* DATA IN THIS EXERCISE *
[Begin]

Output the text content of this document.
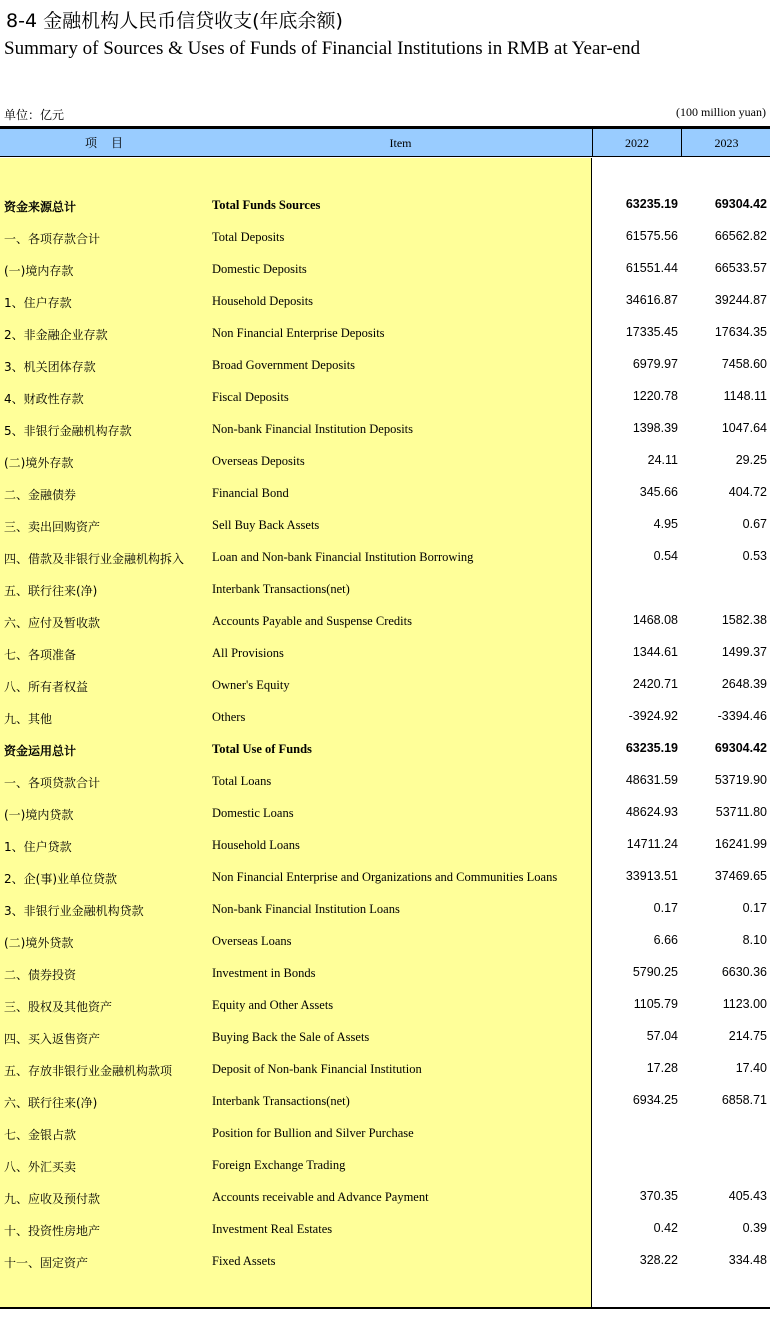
8-4 金融机构人民币信贷收支(年底余额)
Summary of Sources & Uses of Funds of Financial Institutions in RMB at Year-end
单位：亿元	(100 million yuan)
项目	Item	2022	2023
资金来源总计	Total Funds Sources	63235.19	69304.42
一、各项存款合计	Total Deposits	61575.56	66562.82
(一)境内存款	Domestic Deposits	61551.44	66533.57
1、住户存款	Household Deposits	34616.87	39244.87
2、非金融企业存款	Non Financial Enterprise Deposits	17335.45	17634.35
3、机关团体存款	Broad Government Deposits	6979.97	7458.60
4、财政性存款	Fiscal Deposits	1220.78	1148.11
5、非银行金融机构存款	Non-bank Financial Institution Deposits	1398.39	1047.64
(二)境外存款	Overseas Deposits	24.11	29.25
二、金融债券	Financial Bond	345.66	404.72
三、卖出回购资产	Sell Buy Back Assets	4.95	0.67
四、借款及非银行业金融机构拆入 Loan and Non-bank Financial Institution Borrowing	0.54	0.53
五、联行往来(净)	Interbank Transactions(net)
六、应付及暂收款	Accounts Payable and Suspense Credits	1468.08	1582.38
七、各项准备	All Provisions	1344.61	1499.37
八、所有者权益	Owner's Equity	2420.71	2648.39
九、其他	Others	-3924.92	-3394.46
资金运用总计	Total Use of Funds	63235.19	69304.42
一、各项贷款合计	Total Loans	48631.59	53719.90
(一)境内贷款	Domestic Loans	48624.93	53711.80
1、住户贷款	Household Loans	14711.24	16241.99
2、企(事)业单位贷款	Non Financial Enterprise and Organizations and Communities Loans	33913.51	37469.65
3、非银行业金融机构贷款	Non-bank Financial Institution Loans	0.17	0.17
(二)境外贷款	Overseas Loans	6.66	8.10
二、债券投资	Investment in Bonds	5790.25	6630.36
三、股权及其他资产	Equity and Other Assets	1105.79	1123.00
四、买入返售资产	Buying Back the Sale of Assets	57.04	214.75
五、存放非银行业金融机构款项	Deposit of Non-bank Financial Institution	17.28	17.40
六、联行往来(净)	Interbank Transactions(net)	6934.25	6858.71
七、金银占款	Position for Bullion and Silver Purchase
八、外汇买卖	Foreign Exchange Trading
九、应收及预付款	Accounts receivable and Advance Payment	370.35	405.43
十、投资性房地产	Investment Real Estates	0.42	0.39
十一、固定资产	Fixed Assets	328.22	334.48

[End]

* WHAT IS NEEDED *
Which lines above contain "Interbank"? Show each of them.

* EXPECTED ANSWER *
五、联行往来(净)	Interbank Transactions(net)
六、联行往来(净)	Interbank Transactions(net)	6934.25	6858.71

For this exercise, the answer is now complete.